- [WRITTEN REQUEST]: In the material below, find each line holding the string "Maximum" and copy it.
[start WORKING DATA]
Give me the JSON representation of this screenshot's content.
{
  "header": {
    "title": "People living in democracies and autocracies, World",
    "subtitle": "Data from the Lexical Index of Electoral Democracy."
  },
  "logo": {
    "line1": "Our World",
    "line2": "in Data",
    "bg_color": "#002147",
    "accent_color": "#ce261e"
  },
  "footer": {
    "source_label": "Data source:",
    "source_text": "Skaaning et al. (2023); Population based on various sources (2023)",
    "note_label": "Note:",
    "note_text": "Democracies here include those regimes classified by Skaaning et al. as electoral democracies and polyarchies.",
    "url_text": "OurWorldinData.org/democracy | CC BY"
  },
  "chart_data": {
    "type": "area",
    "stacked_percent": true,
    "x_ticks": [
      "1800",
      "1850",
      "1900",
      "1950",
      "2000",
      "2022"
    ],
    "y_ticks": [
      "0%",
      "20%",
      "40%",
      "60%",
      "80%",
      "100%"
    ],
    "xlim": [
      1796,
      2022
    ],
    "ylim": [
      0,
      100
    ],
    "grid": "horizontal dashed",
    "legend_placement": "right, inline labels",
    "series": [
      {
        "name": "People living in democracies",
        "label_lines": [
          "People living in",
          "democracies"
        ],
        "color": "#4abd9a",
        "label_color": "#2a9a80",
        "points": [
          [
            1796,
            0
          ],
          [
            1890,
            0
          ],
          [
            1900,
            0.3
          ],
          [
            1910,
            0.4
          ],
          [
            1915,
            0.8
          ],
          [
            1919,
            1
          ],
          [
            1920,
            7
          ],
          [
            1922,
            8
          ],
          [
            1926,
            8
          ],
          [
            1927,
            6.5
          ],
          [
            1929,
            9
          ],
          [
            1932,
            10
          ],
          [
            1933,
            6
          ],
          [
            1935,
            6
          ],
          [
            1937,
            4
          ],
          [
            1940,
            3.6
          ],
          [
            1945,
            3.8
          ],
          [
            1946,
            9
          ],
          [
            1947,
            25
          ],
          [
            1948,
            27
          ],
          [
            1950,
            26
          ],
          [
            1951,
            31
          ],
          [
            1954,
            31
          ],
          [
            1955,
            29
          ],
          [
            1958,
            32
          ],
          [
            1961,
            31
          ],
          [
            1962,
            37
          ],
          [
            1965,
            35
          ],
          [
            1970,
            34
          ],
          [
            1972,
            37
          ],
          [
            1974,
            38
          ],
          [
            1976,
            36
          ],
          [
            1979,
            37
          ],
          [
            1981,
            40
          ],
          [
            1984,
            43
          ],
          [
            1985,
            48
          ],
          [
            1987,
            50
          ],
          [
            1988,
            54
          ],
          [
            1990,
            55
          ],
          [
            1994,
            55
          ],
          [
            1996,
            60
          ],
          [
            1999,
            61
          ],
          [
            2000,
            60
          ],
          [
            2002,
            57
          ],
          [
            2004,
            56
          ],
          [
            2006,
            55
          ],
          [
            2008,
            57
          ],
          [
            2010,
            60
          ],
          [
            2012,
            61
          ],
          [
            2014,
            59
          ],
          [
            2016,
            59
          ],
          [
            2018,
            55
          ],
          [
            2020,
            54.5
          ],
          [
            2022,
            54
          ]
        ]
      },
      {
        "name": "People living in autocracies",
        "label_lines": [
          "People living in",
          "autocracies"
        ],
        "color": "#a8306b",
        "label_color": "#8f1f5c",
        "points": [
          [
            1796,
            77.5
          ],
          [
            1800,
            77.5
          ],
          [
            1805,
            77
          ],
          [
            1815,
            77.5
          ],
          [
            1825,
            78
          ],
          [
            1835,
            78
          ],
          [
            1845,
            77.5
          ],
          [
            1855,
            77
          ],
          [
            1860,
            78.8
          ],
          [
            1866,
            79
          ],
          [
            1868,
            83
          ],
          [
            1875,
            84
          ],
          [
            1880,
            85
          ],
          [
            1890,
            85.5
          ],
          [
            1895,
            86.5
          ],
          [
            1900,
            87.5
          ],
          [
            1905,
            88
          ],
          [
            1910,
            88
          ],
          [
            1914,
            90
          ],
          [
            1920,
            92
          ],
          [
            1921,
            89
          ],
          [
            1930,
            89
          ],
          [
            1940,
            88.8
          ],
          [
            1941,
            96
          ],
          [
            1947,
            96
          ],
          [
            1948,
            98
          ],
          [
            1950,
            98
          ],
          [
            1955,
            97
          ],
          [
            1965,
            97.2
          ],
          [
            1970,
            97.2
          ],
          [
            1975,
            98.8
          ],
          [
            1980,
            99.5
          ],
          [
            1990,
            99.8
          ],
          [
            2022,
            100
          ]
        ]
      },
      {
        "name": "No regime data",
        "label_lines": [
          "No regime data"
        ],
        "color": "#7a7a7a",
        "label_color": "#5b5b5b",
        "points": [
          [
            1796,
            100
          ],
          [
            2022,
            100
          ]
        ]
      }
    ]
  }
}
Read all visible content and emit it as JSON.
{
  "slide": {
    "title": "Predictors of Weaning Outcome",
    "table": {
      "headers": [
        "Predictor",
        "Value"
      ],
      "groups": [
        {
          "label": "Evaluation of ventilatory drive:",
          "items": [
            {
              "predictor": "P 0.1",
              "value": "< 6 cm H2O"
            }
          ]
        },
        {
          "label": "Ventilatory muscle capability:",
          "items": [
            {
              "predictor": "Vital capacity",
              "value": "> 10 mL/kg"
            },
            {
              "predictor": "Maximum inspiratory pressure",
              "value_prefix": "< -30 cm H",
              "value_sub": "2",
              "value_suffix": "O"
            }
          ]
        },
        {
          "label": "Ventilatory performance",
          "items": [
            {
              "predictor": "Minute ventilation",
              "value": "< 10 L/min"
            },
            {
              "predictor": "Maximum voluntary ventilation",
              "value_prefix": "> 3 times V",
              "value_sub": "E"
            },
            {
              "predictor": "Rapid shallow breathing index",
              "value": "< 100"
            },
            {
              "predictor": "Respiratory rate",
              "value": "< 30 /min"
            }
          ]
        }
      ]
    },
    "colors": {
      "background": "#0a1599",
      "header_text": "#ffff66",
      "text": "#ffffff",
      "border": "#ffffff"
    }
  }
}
[end WORKING DATA]
- [FULL SOLUTION]:
              "predictor": "Maximum inspiratory pressure",
              "predictor": "Maximum voluntary ventilation",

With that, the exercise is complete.